Start of Source data
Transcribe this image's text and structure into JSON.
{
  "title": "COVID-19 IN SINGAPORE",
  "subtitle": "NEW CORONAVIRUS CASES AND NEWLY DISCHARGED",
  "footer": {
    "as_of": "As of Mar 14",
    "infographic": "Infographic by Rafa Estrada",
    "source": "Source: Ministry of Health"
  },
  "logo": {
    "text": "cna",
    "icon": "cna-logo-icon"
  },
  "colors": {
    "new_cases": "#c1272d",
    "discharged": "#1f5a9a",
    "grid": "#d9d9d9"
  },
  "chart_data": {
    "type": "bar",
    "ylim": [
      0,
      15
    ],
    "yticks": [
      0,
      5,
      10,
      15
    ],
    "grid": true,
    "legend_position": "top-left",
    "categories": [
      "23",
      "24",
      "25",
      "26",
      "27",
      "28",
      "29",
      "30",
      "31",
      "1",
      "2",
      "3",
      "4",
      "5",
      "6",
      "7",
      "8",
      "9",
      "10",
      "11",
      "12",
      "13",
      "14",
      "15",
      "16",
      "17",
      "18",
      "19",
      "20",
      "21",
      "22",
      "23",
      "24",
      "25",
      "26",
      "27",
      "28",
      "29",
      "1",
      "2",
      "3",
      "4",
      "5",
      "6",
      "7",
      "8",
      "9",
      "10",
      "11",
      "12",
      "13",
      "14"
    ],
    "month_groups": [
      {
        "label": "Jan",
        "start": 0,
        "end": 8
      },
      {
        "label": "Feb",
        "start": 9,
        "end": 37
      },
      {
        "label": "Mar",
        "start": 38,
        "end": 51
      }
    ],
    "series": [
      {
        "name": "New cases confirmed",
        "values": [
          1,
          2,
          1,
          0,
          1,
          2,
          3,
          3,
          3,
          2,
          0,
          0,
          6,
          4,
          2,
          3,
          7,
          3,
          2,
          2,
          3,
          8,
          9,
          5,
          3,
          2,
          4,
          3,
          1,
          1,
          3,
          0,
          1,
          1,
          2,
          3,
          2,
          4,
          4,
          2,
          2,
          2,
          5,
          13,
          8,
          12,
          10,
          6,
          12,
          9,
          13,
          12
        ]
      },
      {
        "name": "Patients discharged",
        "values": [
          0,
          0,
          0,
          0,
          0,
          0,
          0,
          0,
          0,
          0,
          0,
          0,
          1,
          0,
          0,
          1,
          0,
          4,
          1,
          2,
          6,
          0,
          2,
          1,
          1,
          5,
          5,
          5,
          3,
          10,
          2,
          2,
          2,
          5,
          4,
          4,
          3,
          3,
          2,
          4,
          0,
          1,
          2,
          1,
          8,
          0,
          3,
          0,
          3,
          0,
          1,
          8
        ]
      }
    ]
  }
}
End of Source data
What this task involves -> Go through the records line by line, and copy each line that holds the string "name".

Worked solution ->
        "name": "New cases confirmed",
        "name": "Patients discharged",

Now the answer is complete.